LISTED RECORDS ▸
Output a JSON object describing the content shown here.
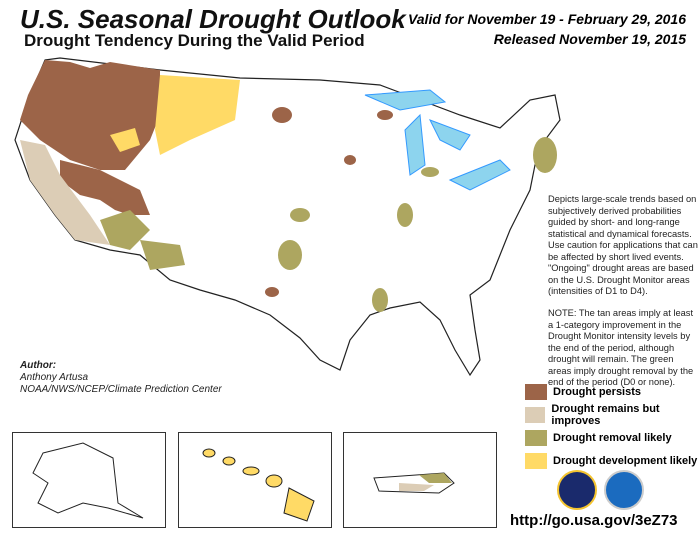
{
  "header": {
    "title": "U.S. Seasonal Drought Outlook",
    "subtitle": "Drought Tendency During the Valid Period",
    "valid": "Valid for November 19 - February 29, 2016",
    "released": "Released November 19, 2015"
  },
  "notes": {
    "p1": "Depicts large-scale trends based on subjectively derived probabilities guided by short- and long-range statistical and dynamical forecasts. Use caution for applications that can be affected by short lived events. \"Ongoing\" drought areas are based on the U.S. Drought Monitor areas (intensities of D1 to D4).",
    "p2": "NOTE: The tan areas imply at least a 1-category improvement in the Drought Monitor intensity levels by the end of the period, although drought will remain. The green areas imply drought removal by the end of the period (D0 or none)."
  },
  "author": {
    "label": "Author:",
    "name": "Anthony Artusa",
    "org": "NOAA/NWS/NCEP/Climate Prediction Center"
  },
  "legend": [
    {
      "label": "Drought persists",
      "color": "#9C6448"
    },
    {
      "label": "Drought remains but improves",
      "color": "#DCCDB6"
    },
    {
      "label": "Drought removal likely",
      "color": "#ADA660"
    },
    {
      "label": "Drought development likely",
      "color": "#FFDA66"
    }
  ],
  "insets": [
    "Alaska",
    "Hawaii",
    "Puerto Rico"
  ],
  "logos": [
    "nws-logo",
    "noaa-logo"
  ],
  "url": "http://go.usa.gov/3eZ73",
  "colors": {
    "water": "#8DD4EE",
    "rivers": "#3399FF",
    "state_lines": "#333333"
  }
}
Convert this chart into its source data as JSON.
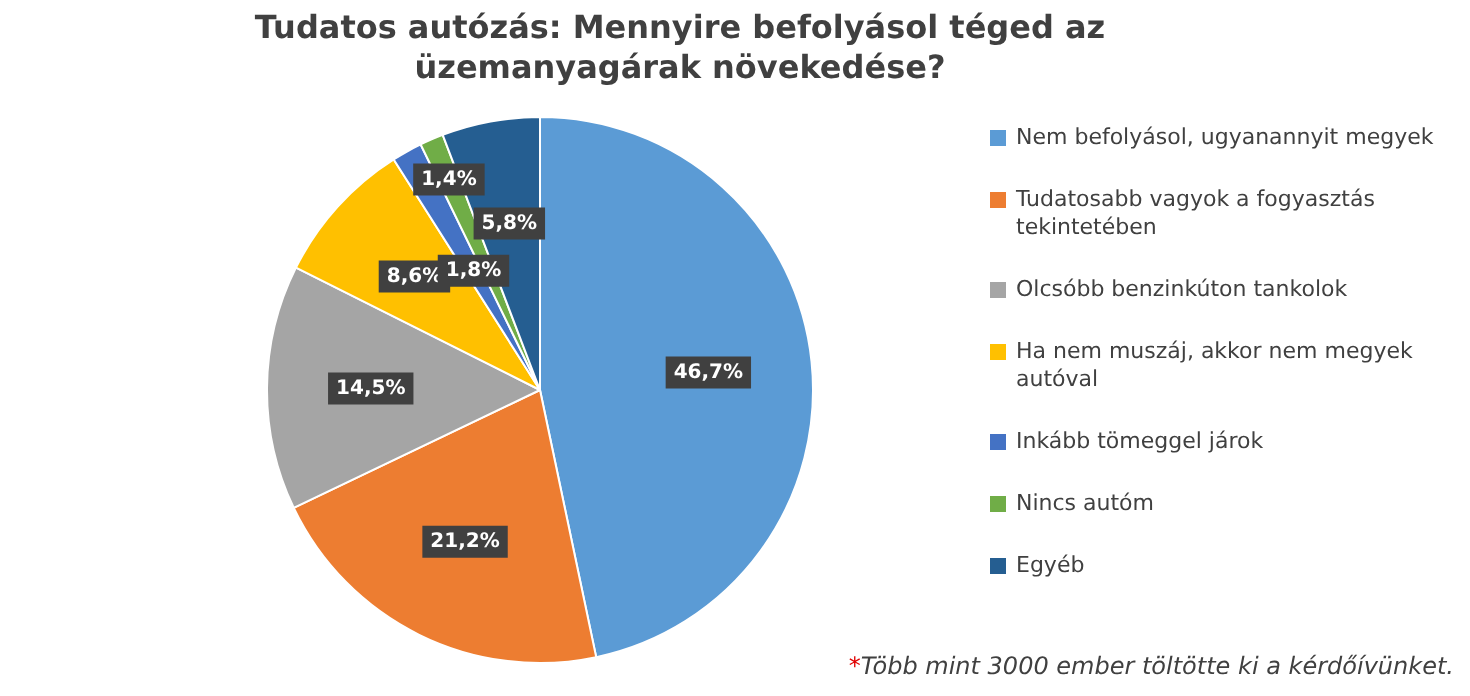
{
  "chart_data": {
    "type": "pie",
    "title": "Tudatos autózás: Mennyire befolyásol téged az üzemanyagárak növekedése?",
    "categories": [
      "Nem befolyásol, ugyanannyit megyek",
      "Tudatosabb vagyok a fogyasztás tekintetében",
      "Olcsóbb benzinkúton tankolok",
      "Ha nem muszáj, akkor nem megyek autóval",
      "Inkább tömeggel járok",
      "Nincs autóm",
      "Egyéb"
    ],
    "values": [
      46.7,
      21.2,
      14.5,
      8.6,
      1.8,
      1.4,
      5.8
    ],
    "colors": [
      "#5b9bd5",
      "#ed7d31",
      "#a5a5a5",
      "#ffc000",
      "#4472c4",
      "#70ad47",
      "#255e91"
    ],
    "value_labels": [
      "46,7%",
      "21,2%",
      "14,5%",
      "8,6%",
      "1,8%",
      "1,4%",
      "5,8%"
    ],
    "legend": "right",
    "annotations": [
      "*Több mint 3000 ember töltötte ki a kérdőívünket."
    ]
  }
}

PROBLEM ▸
The answer is the number of lines in the preceding material that hold "Valid"; write that number and nothing else.

FINISHED EXERCISE ▸
2